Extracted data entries
Segment Open

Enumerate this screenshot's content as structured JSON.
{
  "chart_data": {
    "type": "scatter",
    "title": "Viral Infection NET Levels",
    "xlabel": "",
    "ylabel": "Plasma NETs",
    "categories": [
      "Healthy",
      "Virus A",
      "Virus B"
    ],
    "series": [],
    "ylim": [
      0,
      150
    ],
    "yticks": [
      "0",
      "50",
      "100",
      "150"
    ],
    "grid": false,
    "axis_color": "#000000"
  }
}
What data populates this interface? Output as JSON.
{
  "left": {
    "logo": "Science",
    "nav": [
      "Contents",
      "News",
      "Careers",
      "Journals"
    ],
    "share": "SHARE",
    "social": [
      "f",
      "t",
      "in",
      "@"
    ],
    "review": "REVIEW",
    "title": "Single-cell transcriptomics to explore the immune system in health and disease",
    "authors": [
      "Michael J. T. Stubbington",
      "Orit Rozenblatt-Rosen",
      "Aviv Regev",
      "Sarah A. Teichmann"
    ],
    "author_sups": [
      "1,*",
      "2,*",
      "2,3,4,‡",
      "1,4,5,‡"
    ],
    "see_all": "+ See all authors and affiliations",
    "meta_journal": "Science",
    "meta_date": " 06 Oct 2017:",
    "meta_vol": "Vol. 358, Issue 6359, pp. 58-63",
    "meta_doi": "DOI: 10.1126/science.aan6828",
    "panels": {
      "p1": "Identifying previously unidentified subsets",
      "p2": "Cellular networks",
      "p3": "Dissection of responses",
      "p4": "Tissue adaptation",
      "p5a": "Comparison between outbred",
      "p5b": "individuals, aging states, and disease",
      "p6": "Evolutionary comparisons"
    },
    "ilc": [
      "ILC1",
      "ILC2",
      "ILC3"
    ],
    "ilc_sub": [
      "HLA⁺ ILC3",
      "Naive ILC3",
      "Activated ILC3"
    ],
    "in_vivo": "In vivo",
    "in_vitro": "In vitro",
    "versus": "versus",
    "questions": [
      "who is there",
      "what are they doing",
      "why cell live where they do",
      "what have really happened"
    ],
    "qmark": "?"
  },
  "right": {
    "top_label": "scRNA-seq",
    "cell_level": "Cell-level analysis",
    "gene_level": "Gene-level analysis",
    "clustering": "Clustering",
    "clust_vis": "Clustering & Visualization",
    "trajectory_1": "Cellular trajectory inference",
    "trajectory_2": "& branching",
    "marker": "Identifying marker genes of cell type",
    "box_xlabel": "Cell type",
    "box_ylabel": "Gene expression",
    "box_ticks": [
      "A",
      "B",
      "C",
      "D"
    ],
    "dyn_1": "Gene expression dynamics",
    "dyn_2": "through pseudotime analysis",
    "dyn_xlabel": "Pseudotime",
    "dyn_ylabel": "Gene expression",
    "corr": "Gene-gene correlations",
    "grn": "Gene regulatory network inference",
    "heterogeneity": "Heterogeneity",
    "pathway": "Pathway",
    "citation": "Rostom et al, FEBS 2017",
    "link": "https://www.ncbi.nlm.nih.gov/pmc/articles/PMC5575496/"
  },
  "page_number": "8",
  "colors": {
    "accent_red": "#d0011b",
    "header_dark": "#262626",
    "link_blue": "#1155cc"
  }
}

Segment Closed

> **Work task**
All the data above should be set down a second time, exactly.

> **Answer for the task**
Enumerate this screenshot's content as structured JSON.
{
  "chart_data": {
    "type": "scatter",
    "title": "Viral Infection NET Levels",
    "xlabel": "",
    "ylabel": "Plasma NETs",
    "categories": [
      "Healthy",
      "Virus A",
      "Virus B"
    ],
    "series": [],
    "ylim": [
      0,
      150
    ],
    "yticks": [
      "0",
      "50",
      "100",
      "150"
    ],
    "grid": false,
    "axis_color": "#000000"
  }
}
What data populates this interface? Output as JSON.
{
  "left": {
    "logo": "Science",
    "nav": [
      "Contents",
      "News",
      "Careers",
      "Journals"
    ],
    "share": "SHARE",
    "social": [
      "f",
      "t",
      "in",
      "@"
    ],
    "review": "REVIEW",
    "title": "Single-cell transcriptomics to explore the immune system in health and disease",
    "authors": [
      "Michael J. T. Stubbington",
      "Orit Rozenblatt-Rosen",
      "Aviv Regev",
      "Sarah A. Teichmann"
    ],
    "author_sups": [
      "1,*",
      "2,*",
      "2,3,4,‡",
      "1,4,5,‡"
    ],
    "see_all": "+ See all authors and affiliations",
    "meta_journal": "Science",
    "meta_date": " 06 Oct 2017:",
    "meta_vol": "Vol. 358, Issue 6359, pp. 58-63",
    "meta_doi": "DOI: 10.1126/science.aan6828",
    "panels": {
      "p1": "Identifying previously unidentified subsets",
      "p2": "Cellular networks",
      "p3": "Dissection of responses",
      "p4": "Tissue adaptation",
      "p5a": "Comparison between outbred",
      "p5b": "individuals, aging states, and disease",
      "p6": "Evolutionary comparisons"
    },
    "ilc": [
      "ILC1",
      "ILC2",
      "ILC3"
    ],
    "ilc_sub": [
      "HLA⁺ ILC3",
      "Naive ILC3",
      "Activated ILC3"
    ],
    "in_vivo": "In vivo",
    "in_vitro": "In vitro",
    "versus": "versus",
    "questions": [
      "who is there",
      "what are they doing",
      "why cell live where they do",
      "what have really happened"
    ],
    "qmark": "?"
  },
  "right": {
    "top_label": "scRNA-seq",
    "cell_level": "Cell-level analysis",
    "gene_level": "Gene-level analysis",
    "clustering": "Clustering",
    "clust_vis": "Clustering & Visualization",
    "trajectory_1": "Cellular trajectory inference",
    "trajectory_2": "& branching",
    "marker": "Identifying marker genes of cell type",
    "box_xlabel": "Cell type",
    "box_ylabel": "Gene expression",
    "box_ticks": [
      "A",
      "B",
      "C",
      "D"
    ],
    "dyn_1": "Gene expression dynamics",
    "dyn_2": "through pseudotime analysis",
    "dyn_xlabel": "Pseudotime",
    "dyn_ylabel": "Gene expression",
    "corr": "Gene-gene correlations",
    "grn": "Gene regulatory network inference",
    "heterogeneity": "Heterogeneity",
    "pathway": "Pathway",
    "citation": "Rostom et al, FEBS 2017",
    "link": "https://www.ncbi.nlm.nih.gov/pmc/articles/PMC5575496/"
  },
  "page_number": "8",
  "colors": {
    "accent_red": "#d0011b",
    "header_dark": "#262626",
    "link_blue": "#1155cc"
  }
}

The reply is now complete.